PROBLEM DESCRIPTION | Your task is to output the data exactly as it stands.

━━━━━━━━━━

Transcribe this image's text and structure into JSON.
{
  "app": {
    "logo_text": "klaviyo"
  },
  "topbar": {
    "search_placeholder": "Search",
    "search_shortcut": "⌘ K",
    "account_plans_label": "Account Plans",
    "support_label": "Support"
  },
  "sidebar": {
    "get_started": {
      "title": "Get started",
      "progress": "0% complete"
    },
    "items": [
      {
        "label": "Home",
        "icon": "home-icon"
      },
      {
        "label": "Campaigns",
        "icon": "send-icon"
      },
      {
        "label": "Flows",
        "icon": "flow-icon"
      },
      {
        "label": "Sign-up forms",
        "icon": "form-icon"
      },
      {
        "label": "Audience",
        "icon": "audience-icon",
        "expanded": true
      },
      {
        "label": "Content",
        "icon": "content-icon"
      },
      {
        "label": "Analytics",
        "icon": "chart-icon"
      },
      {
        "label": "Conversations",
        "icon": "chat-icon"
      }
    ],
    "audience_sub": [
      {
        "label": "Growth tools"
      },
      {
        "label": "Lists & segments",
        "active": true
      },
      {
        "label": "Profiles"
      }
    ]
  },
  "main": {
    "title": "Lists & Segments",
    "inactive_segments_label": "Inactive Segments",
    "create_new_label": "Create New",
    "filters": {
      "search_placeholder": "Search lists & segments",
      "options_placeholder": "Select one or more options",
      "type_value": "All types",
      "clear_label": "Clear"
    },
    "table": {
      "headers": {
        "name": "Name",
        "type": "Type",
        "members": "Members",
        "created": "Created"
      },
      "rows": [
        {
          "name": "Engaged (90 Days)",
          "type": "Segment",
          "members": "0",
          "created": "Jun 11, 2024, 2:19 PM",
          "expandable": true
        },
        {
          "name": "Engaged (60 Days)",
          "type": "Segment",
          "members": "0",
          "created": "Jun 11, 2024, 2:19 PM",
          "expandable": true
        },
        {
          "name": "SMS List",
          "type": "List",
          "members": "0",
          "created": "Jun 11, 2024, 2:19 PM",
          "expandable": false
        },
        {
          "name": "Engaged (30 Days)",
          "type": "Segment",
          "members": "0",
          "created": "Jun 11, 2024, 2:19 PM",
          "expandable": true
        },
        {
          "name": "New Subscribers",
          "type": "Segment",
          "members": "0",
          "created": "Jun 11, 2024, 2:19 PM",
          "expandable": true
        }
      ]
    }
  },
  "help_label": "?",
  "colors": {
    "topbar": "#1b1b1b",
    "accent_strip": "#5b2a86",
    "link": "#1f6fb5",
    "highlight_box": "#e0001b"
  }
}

━━━━━━━━━━

EXERCISE ANSWER |
Transcribe this image's text and structure into JSON.
{
  "app": {
    "logo_text": "klaviyo"
  },
  "topbar": {
    "search_placeholder": "Search",
    "search_shortcut": "⌘ K",
    "account_plans_label": "Account Plans",
    "support_label": "Support"
  },
  "sidebar": {
    "get_started": {
      "title": "Get started",
      "progress": "0% complete"
    },
    "items": [
      {
        "label": "Home",
        "icon": "home-icon"
      },
      {
        "label": "Campaigns",
        "icon": "send-icon"
      },
      {
        "label": "Flows",
        "icon": "flow-icon"
      },
      {
        "label": "Sign-up forms",
        "icon": "form-icon"
      },
      {
        "label": "Audience",
        "icon": "audience-icon",
        "expanded": true
      },
      {
        "label": "Content",
        "icon": "content-icon"
      },
      {
        "label": "Analytics",
        "icon": "chart-icon"
      },
      {
        "label": "Conversations",
        "icon": "chat-icon"
      }
    ],
    "audience_sub": [
      {
        "label": "Growth tools"
      },
      {
        "label": "Lists & segments",
        "active": true
      },
      {
        "label": "Profiles"
      }
    ]
  },
  "main": {
    "title": "Lists & Segments",
    "inactive_segments_label": "Inactive Segments",
    "create_new_label": "Create New",
    "filters": {
      "search_placeholder": "Search lists & segments",
      "options_placeholder": "Select one or more options",
      "type_value": "All types",
      "clear_label": "Clear"
    },
    "table": {
      "headers": {
        "name": "Name",
        "type": "Type",
        "members": "Members",
        "created": "Created"
      },
      "rows": [
        {
          "name": "Engaged (90 Days)",
          "type": "Segment",
          "members": "0",
          "created": "Jun 11, 2024, 2:19 PM",
          "expandable": true
        },
        {
          "name": "Engaged (60 Days)",
          "type": "Segment",
          "members": "0",
          "created": "Jun 11, 2024, 2:19 PM",
          "expandable": true
        },
        {
          "name": "SMS List",
          "type": "List",
          "members": "0",
          "created": "Jun 11, 2024, 2:19 PM",
          "expandable": false
        },
        {
          "name": "Engaged (30 Days)",
          "type": "Segment",
          "members": "0",
          "created": "Jun 11, 2024, 2:19 PM",
          "expandable": true
        },
        {
          "name": "New Subscribers",
          "type": "Segment",
          "members": "0",
          "created": "Jun 11, 2024, 2:19 PM",
          "expandable": true
        }
      ]
    }
  },
  "help_label": "?",
  "colors": {
    "topbar": "#1b1b1b",
    "accent_strip": "#5b2a86",
    "link": "#1f6fb5",
    "highlight_box": "#e0001b"
  }
}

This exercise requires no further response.